Stored data:
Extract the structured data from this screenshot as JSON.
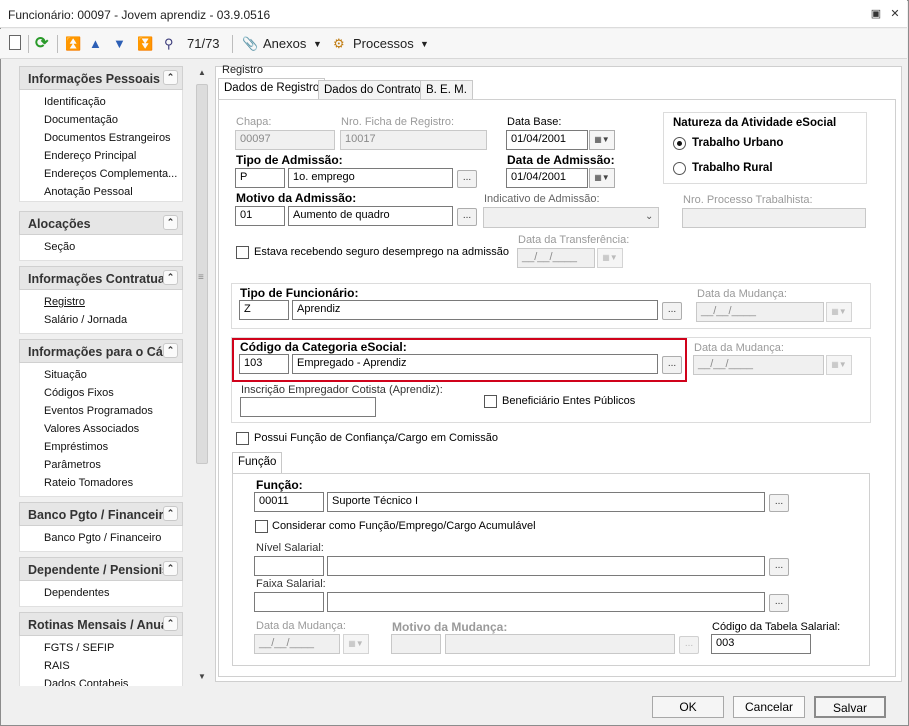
{
  "window": {
    "title": "Funcionário: 00097 - Jovem aprendiz - 03.9.0516"
  },
  "toolbar": {
    "record_counter": "71/73",
    "anexos": "Anexos",
    "processos": "Processos"
  },
  "sidebar": {
    "sections": [
      {
        "title": "Informações Pessoais",
        "items": [
          "Identificação",
          "Documentação",
          "Documentos Estrangeiros",
          "Endereço Principal",
          "Endereços Complementa...",
          "Anotação Pessoal"
        ]
      },
      {
        "title": "Alocações",
        "items": [
          "Seção"
        ]
      },
      {
        "title": "Informações Contratua",
        "items": [
          "Registro",
          "Salário / Jornada"
        ]
      },
      {
        "title": "Informações para o Cál",
        "items": [
          "Situação",
          "Códigos Fixos",
          "Eventos Programados",
          "Valores Associados",
          "Empréstimos",
          "Parâmetros",
          "Rateio Tomadores"
        ]
      },
      {
        "title": "Banco Pgto / Financeiro",
        "items": [
          "Banco Pgto / Financeiro"
        ]
      },
      {
        "title": "Dependente / Pensionis",
        "items": [
          "Dependentes"
        ]
      },
      {
        "title": "Rotinas Mensais / Anua",
        "items": [
          "FGTS / SEFIP",
          "RAIS",
          "Dados Contabeis"
        ]
      }
    ]
  },
  "content": {
    "group_title": "Registro",
    "tabs": [
      "Dados de Registro",
      "Dados do Contrato",
      "B. E. M."
    ],
    "chapa": {
      "label": "Chapa:",
      "value": "00097"
    },
    "ficha": {
      "label": "Nro. Ficha de Registro:",
      "value": "10017"
    },
    "data_base": {
      "label": "Data Base:",
      "value": "01/04/2001"
    },
    "tipo_admissao": {
      "label": "Tipo de Admissão:",
      "code": "P",
      "desc": "1o. emprego"
    },
    "data_admissao": {
      "label": "Data de Admissão:",
      "value": "01/04/2001"
    },
    "motivo_admissao": {
      "label": "Motivo da Admissão:",
      "code": "01",
      "desc": "Aumento de quadro"
    },
    "indicativo": {
      "label": "Indicativo de Admissão:",
      "value": ""
    },
    "processo": {
      "label": "Nro. Processo Trabalhista:",
      "value": ""
    },
    "natureza": {
      "title": "Natureza da Atividade eSocial",
      "opt1": "Trabalho Urbano",
      "opt2": "Trabalho Rural"
    },
    "seguro": {
      "label": "Estava recebendo seguro desemprego na admissão"
    },
    "transferencia": {
      "label": "Data da Transferência:",
      "value": "__/__/____"
    },
    "tipo_func": {
      "label": "Tipo de Funcionário:",
      "code": "Z",
      "desc": "Aprendiz"
    },
    "mudanca1": {
      "label": "Data da Mudança:",
      "value": "__/__/____"
    },
    "categoria": {
      "label": "Código da Categoria eSocial:",
      "code": "103",
      "desc": "Empregado - Aprendiz"
    },
    "mudanca2": {
      "label": "Data da Mudança:",
      "value": "__/__/____"
    },
    "cotista": {
      "label": "Inscrição Empregador Cotista (Aprendiz):",
      "value": ""
    },
    "beneficiario": {
      "label": "Beneficiário Entes Públicos"
    },
    "confianca": {
      "label": "Possui Função de Confiança/Cargo em Comissão"
    },
    "funcao_tab": "Função",
    "funcao": {
      "label": "Função:",
      "code": "00011",
      "desc": "Suporte Técnico I"
    },
    "acumulavel": {
      "label": "Considerar como Função/Emprego/Cargo Acumulável"
    },
    "nivel": {
      "label": "Nível Salarial:"
    },
    "faixa": {
      "label": "Faixa Salarial:"
    },
    "mudanca3": {
      "label": "Data da Mudança:",
      "value": "__/__/____"
    },
    "motivo_mud": {
      "label": "Motivo da Mudança:"
    },
    "tabela_sal": {
      "label": "Código da Tabela Salarial:",
      "value": "003"
    }
  },
  "footer": {
    "ok": "OK",
    "cancel": "Cancelar",
    "save": "Salvar"
  },
  "colors": {
    "highlight": "#d0021b"
  }
}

_REQUEST:_
Search the entries for the string "Pgto" and collect each line that has it.

_SOLUTION TO THIS TASK:_
        "title": "Banco Pgto / Financeiro",
          "Banco Pgto / Financeiro"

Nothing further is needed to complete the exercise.